◆ **What is needed**
Return only those lines of the records below in which "HIGH" appears.

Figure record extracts
>>>>

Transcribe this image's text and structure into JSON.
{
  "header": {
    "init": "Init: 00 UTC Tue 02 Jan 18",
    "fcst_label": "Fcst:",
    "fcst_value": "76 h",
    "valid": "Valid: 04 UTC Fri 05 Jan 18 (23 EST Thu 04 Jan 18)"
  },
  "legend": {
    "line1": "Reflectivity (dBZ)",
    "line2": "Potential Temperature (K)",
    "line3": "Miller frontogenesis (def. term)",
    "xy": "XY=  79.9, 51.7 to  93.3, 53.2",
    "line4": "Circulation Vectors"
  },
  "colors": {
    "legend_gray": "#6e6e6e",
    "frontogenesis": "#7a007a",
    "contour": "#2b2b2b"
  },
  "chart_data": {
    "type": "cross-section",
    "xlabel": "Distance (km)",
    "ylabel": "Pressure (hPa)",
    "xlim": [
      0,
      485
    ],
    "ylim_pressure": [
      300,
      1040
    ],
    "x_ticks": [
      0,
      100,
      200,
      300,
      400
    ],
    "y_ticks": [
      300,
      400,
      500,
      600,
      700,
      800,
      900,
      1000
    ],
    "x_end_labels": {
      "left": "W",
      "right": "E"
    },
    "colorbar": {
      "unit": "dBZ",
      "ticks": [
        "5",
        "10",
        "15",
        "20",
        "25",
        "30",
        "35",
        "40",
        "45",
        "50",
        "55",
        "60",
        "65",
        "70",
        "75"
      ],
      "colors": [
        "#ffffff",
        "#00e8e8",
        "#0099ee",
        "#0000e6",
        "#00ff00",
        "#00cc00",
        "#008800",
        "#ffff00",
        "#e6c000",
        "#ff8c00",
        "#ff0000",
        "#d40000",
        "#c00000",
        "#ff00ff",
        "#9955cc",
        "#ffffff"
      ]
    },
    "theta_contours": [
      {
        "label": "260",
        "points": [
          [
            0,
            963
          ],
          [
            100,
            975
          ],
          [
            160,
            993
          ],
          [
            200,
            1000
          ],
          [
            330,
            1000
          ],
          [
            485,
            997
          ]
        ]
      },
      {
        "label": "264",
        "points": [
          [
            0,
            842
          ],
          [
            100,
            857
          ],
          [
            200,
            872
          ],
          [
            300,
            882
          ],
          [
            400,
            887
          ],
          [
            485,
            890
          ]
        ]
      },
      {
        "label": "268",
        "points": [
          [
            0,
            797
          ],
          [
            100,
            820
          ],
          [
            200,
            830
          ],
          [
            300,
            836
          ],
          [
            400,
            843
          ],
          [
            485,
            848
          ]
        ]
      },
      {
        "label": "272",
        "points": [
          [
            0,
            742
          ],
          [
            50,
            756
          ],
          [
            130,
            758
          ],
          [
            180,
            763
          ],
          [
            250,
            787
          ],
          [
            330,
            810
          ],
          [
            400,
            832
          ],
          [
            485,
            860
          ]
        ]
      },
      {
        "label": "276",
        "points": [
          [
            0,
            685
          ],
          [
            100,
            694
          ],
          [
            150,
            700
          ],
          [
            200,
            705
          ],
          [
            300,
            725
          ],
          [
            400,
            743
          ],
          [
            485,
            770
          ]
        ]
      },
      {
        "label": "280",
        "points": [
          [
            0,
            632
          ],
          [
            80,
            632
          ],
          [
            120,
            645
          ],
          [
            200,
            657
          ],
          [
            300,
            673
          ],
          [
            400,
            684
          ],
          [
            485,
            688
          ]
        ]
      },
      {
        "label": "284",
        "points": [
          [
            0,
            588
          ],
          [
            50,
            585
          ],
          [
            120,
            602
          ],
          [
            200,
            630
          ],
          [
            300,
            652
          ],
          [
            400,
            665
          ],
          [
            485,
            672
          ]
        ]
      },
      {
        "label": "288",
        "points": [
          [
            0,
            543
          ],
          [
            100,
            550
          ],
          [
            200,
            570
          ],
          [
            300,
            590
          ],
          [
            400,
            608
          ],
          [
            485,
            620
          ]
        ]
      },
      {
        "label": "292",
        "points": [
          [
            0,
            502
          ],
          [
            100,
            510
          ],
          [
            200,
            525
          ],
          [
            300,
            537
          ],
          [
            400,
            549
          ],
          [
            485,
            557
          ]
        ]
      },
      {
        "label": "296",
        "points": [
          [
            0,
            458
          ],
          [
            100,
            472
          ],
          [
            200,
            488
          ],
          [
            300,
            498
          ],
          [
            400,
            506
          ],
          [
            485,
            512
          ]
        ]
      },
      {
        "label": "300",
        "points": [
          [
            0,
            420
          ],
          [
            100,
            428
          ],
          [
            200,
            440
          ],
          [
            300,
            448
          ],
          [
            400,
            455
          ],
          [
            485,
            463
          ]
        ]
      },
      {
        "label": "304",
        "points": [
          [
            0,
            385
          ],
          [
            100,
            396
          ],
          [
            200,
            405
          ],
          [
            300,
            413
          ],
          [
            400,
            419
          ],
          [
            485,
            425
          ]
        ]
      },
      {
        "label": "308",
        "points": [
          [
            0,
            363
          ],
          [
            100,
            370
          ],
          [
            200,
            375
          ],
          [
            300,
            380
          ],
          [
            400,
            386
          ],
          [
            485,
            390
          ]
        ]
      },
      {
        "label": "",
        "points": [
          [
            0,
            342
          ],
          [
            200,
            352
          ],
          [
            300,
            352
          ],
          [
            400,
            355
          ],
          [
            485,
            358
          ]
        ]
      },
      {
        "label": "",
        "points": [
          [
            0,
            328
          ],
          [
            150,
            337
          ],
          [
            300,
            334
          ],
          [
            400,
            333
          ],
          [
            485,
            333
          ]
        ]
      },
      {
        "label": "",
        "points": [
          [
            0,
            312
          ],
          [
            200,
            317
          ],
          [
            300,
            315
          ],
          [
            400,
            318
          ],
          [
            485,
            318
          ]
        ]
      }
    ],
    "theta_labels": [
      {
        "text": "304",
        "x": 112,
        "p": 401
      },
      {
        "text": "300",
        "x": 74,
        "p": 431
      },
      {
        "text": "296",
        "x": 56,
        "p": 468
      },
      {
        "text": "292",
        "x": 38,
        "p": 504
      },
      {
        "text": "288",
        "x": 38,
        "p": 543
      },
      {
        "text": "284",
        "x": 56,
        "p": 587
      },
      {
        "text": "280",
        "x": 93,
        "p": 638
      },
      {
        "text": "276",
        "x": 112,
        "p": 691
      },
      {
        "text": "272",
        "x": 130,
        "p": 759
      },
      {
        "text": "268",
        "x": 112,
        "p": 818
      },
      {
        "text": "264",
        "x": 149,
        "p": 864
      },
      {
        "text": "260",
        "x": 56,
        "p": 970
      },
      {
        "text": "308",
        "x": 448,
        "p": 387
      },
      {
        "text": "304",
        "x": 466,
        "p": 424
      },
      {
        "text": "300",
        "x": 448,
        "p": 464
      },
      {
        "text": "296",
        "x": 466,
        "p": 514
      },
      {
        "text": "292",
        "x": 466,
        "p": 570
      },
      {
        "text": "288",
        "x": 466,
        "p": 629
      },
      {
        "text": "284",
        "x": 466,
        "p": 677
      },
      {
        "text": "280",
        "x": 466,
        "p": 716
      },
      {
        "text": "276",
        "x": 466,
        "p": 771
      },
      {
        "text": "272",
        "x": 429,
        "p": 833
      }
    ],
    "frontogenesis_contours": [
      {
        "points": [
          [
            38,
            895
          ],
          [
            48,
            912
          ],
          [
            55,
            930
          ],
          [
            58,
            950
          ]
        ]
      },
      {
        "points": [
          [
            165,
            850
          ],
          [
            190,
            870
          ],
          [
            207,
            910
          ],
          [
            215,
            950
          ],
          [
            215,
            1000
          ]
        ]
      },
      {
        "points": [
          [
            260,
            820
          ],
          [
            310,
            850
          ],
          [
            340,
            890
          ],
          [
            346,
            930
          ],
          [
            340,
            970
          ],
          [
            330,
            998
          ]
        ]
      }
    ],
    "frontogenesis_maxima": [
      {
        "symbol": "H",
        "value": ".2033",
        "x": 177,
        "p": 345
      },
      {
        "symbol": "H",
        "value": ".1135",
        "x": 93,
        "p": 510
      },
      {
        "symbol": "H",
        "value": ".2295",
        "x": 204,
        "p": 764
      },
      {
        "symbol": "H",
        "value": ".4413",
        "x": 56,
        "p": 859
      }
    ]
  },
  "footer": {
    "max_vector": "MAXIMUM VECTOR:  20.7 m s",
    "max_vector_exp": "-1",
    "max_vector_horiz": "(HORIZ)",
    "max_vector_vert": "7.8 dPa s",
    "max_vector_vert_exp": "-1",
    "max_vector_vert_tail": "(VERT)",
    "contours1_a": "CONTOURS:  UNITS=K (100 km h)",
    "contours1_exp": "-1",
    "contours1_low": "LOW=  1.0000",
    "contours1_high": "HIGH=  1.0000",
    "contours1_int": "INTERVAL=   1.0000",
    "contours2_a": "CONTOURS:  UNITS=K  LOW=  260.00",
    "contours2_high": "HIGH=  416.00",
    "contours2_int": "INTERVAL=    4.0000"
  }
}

<<<<

◆ **Task result**
    "contours1_high": "HIGH=  1.0000",
    "contours2_high": "HIGH=  416.00",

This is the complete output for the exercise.